[Extracted data]:
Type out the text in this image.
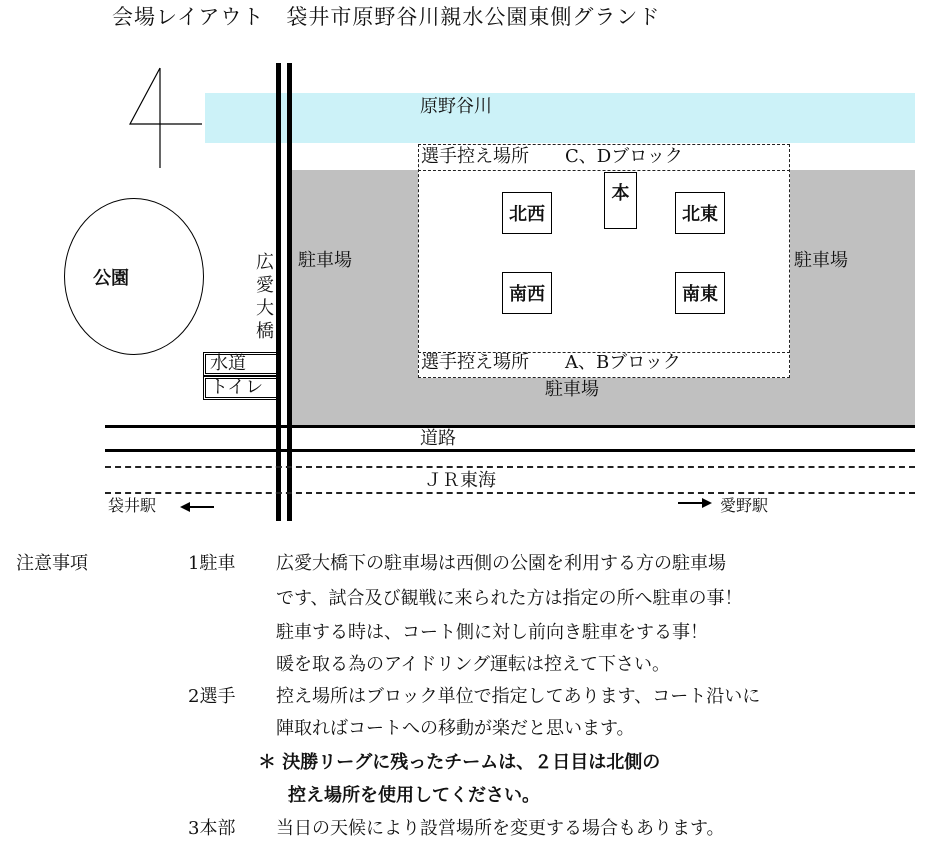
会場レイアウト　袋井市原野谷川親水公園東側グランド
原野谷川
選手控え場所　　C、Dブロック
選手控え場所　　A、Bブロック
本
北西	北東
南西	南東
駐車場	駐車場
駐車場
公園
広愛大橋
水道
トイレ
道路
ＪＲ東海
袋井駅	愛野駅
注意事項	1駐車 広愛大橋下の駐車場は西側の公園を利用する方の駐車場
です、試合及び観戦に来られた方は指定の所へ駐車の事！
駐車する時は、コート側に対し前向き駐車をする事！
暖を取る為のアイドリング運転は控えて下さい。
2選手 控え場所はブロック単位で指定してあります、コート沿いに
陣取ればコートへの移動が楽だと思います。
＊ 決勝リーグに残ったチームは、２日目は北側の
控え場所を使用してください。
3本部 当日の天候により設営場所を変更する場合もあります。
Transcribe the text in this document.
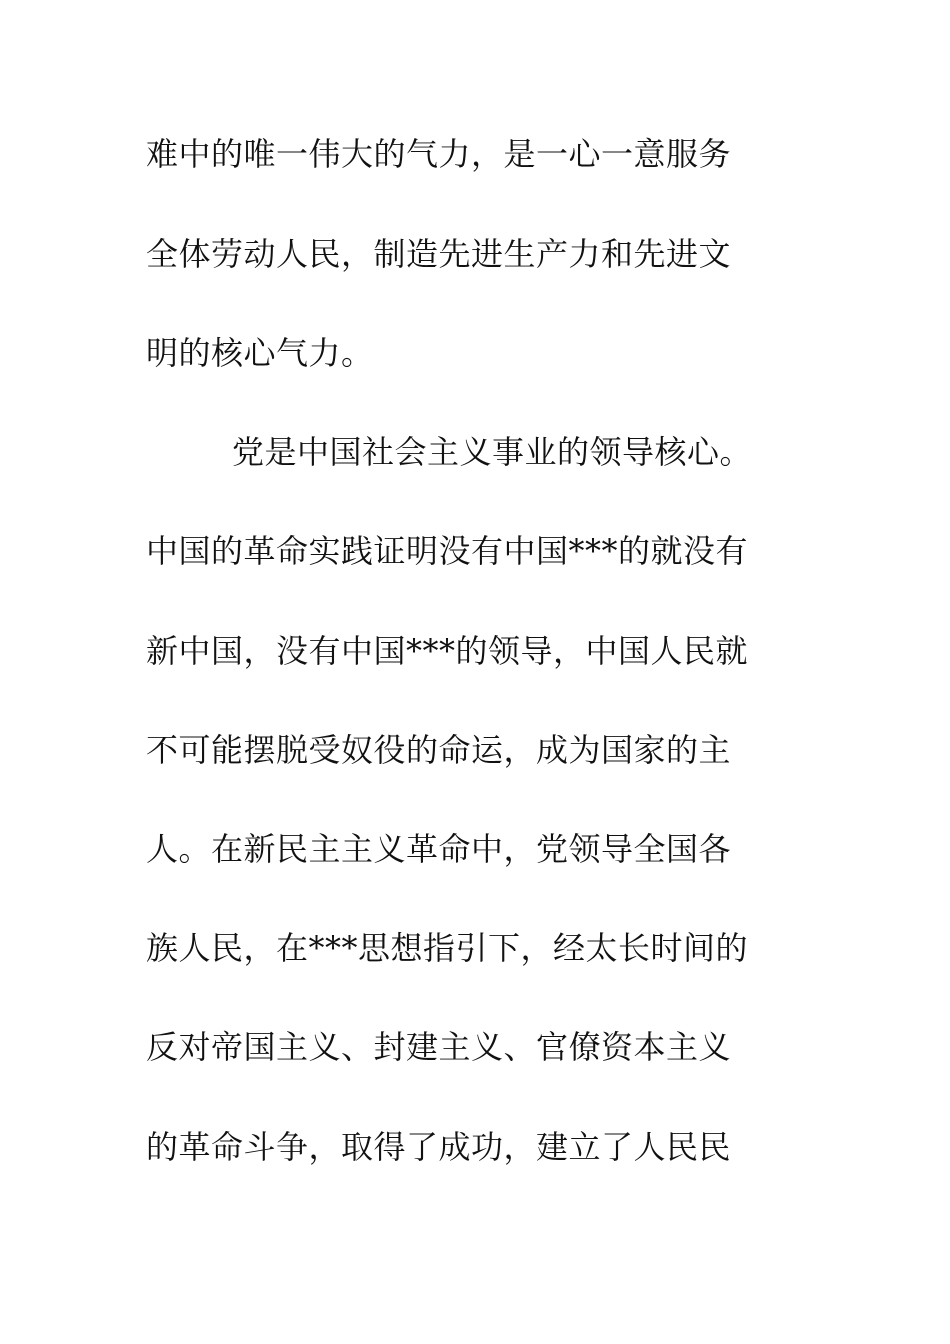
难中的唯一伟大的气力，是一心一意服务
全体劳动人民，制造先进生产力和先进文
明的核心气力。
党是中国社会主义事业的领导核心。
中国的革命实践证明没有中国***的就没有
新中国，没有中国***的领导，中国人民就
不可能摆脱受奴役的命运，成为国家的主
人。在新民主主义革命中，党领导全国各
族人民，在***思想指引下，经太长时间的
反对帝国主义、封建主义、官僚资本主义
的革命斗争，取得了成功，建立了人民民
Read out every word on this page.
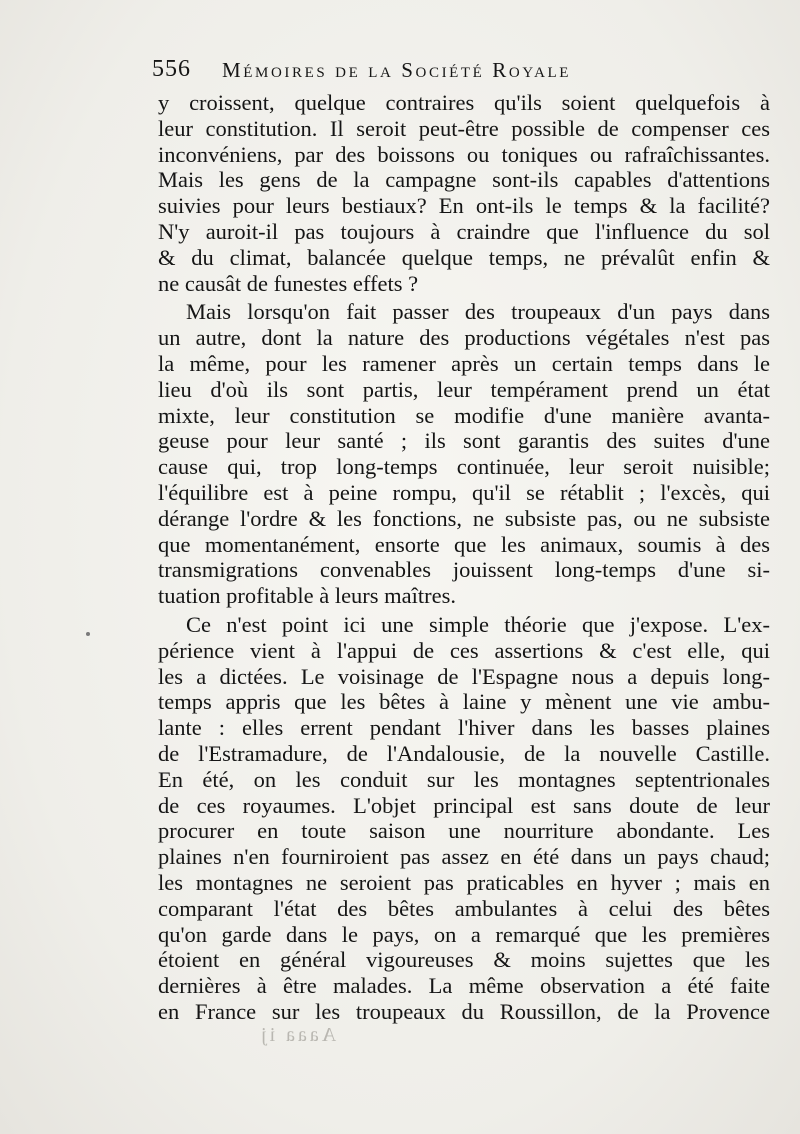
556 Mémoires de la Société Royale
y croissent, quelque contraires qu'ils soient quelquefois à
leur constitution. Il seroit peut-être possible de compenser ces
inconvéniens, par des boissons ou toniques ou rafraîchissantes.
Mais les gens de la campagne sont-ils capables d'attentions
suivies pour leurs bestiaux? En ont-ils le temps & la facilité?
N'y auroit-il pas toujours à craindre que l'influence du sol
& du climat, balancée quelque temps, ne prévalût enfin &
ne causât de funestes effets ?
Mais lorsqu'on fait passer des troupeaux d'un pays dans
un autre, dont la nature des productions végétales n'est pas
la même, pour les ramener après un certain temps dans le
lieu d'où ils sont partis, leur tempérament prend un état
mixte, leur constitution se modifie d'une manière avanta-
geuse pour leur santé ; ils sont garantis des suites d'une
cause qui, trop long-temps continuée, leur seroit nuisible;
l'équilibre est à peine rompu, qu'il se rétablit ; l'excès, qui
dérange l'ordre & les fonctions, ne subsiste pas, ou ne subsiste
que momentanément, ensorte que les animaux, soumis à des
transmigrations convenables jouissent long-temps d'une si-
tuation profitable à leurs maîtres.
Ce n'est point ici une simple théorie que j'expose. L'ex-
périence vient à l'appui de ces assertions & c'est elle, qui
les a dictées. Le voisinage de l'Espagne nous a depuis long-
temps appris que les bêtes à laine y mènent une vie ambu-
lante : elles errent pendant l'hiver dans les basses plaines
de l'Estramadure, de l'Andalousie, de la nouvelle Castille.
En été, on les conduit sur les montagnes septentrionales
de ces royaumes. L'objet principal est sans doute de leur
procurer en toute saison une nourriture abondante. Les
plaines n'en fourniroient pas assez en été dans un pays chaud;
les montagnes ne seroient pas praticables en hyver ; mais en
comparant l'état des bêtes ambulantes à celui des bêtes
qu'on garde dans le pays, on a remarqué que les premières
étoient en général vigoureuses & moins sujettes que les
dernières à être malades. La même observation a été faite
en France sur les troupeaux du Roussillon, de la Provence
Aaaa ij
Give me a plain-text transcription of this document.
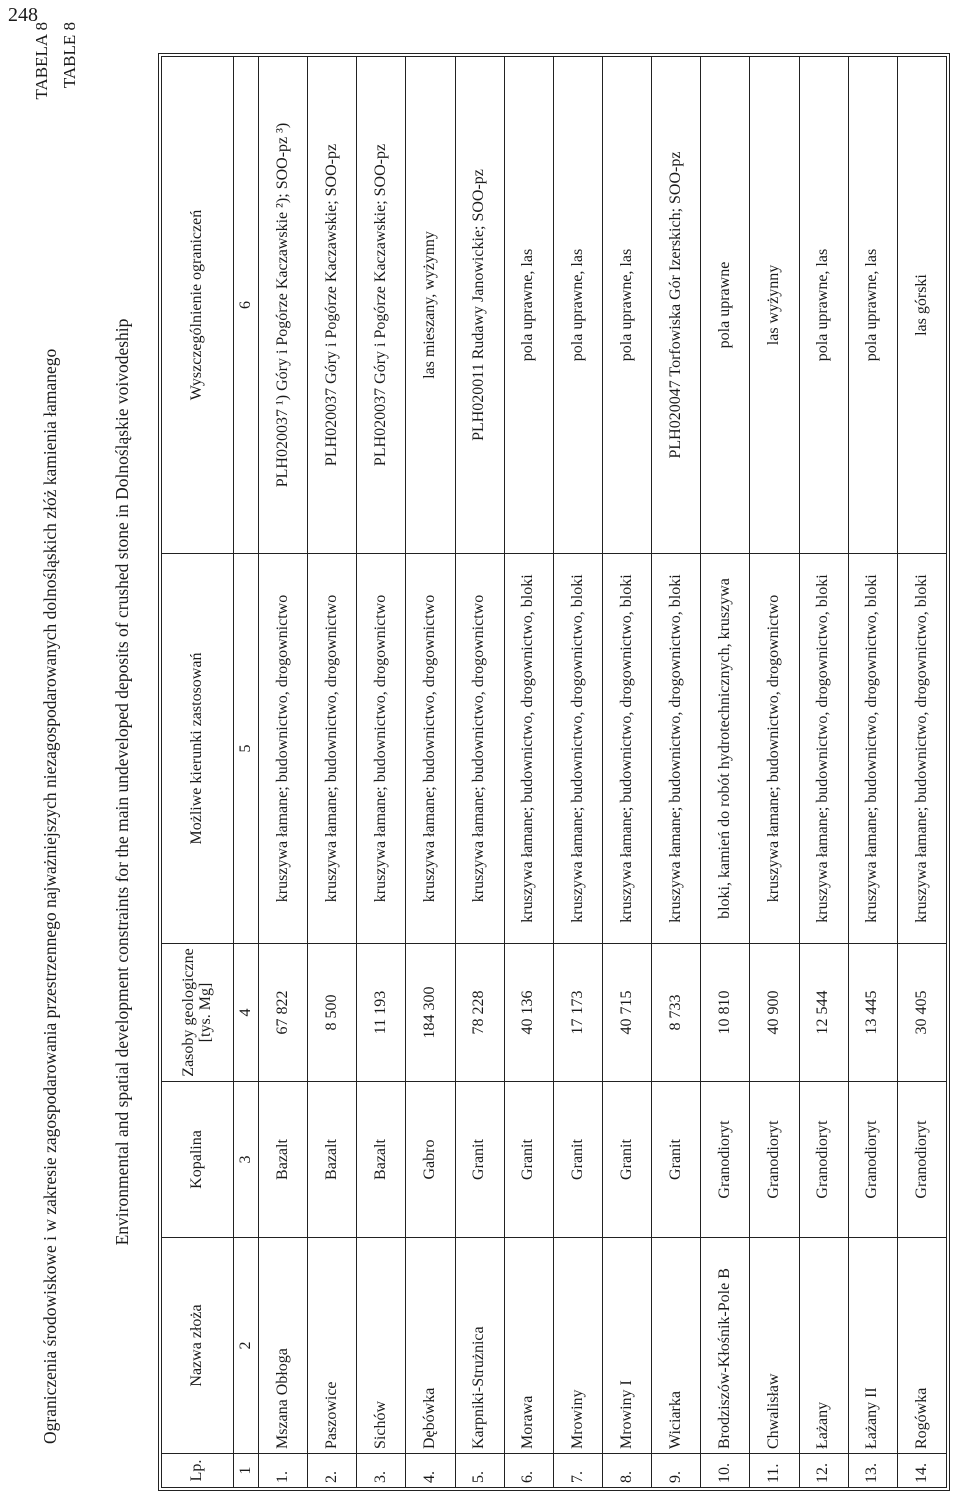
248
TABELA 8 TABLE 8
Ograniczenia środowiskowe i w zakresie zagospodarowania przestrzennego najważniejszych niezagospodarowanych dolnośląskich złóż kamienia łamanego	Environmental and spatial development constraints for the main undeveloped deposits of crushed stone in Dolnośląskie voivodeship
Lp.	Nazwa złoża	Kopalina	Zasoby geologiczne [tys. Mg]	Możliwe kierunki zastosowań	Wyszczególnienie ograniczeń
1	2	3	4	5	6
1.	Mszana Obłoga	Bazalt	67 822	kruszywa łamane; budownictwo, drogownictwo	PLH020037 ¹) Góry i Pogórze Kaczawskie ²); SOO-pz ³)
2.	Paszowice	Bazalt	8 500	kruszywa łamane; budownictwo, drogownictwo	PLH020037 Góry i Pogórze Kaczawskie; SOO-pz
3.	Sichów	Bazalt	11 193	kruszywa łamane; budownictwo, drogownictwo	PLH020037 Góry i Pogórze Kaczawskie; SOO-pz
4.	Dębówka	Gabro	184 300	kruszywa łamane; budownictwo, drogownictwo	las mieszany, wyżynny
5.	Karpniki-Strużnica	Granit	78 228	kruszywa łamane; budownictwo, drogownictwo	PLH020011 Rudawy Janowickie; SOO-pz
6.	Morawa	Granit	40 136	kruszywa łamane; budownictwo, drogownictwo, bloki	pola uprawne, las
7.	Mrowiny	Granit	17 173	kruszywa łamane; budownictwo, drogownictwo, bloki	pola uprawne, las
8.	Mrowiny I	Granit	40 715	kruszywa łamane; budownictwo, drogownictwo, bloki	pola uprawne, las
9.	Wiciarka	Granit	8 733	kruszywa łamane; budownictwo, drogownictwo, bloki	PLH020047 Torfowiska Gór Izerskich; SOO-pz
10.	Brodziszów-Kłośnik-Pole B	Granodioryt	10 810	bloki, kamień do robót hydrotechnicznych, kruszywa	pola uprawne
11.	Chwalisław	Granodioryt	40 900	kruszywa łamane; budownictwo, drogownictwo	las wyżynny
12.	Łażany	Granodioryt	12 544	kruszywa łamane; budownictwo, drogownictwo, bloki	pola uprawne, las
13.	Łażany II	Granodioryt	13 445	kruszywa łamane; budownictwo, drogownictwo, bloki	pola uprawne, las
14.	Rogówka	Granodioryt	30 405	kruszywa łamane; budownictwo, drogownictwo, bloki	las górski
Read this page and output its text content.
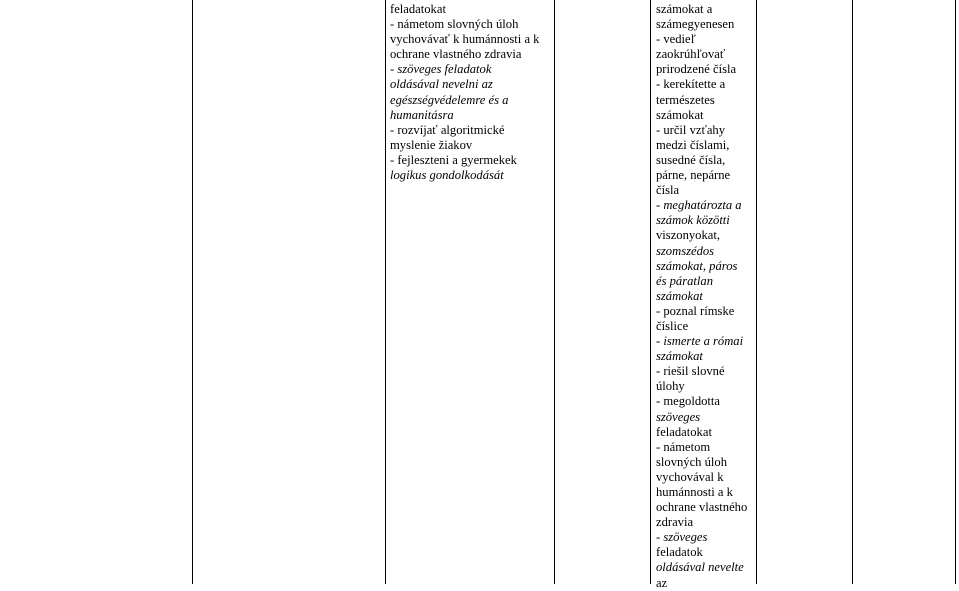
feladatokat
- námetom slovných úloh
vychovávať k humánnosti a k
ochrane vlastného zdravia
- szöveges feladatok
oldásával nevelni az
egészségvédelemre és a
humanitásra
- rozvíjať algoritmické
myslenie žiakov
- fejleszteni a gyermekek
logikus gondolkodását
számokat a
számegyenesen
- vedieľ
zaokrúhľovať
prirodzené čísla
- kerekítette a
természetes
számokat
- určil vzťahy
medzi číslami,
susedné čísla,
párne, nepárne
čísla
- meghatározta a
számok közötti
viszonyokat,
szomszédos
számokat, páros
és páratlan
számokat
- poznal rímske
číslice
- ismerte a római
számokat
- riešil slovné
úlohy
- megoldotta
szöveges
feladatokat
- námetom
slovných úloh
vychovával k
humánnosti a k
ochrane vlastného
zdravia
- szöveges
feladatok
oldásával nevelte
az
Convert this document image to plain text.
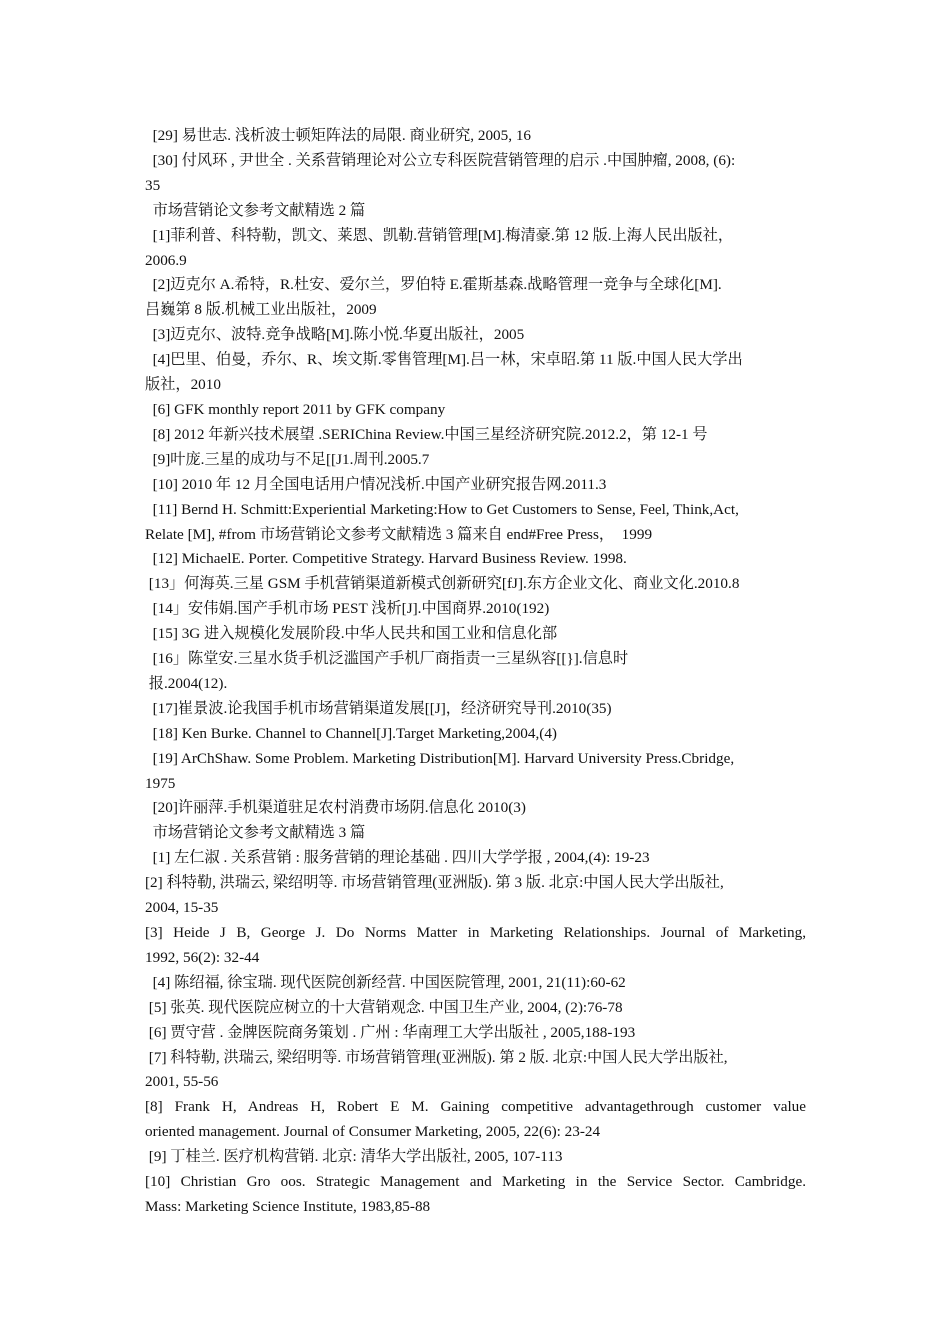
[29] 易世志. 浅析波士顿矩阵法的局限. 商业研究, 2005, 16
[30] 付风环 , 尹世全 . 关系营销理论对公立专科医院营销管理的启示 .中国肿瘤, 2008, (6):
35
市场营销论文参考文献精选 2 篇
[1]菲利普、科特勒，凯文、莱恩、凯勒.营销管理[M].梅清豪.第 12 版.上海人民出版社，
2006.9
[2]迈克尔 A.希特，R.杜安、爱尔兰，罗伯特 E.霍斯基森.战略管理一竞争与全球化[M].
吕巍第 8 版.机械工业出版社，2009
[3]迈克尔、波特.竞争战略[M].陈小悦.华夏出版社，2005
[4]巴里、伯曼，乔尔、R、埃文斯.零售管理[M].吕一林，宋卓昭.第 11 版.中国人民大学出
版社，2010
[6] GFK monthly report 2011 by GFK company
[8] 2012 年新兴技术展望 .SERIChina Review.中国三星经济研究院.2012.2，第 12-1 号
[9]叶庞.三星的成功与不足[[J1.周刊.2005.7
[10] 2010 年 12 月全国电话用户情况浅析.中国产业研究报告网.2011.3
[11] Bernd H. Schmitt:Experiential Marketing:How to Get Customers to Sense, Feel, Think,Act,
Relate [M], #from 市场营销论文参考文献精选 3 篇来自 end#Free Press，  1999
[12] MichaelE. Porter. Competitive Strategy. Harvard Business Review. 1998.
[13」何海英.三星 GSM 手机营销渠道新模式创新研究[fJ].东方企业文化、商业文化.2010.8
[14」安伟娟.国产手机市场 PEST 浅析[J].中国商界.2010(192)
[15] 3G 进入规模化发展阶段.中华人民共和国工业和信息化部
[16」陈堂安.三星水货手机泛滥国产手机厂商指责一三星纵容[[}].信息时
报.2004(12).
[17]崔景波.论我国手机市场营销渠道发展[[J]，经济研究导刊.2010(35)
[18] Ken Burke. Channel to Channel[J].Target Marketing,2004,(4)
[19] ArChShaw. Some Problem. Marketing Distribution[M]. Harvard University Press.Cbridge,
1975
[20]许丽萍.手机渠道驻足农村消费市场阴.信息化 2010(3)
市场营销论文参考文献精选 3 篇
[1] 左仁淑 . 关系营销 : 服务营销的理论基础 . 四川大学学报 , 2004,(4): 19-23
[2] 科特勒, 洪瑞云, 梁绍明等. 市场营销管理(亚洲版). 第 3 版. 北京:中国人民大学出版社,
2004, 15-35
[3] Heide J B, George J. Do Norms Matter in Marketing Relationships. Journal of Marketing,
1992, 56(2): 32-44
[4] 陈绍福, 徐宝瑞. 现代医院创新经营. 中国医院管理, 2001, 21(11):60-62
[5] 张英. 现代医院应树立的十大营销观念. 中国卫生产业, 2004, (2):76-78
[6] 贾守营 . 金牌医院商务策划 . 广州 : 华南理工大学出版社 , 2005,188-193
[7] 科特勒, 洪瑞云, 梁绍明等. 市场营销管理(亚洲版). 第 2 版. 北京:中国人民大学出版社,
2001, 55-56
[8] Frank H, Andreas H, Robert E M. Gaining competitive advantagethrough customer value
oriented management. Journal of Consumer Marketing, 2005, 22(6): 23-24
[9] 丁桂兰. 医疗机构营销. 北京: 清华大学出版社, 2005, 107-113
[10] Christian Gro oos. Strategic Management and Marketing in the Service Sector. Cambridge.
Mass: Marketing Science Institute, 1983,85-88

[Given task]: Looking at the data above, show all lines where the word "市场营销管理" occurs.

[Expected output]:
[2] 科特勒, 洪瑞云, 梁绍明等. 市场营销管理(亚洲版). 第 3 版. 北京:中国人民大学出版社,
[7] 科特勒, 洪瑞云, 梁绍明等. 市场营销管理(亚洲版). 第 2 版. 北京:中国人民大学出版社,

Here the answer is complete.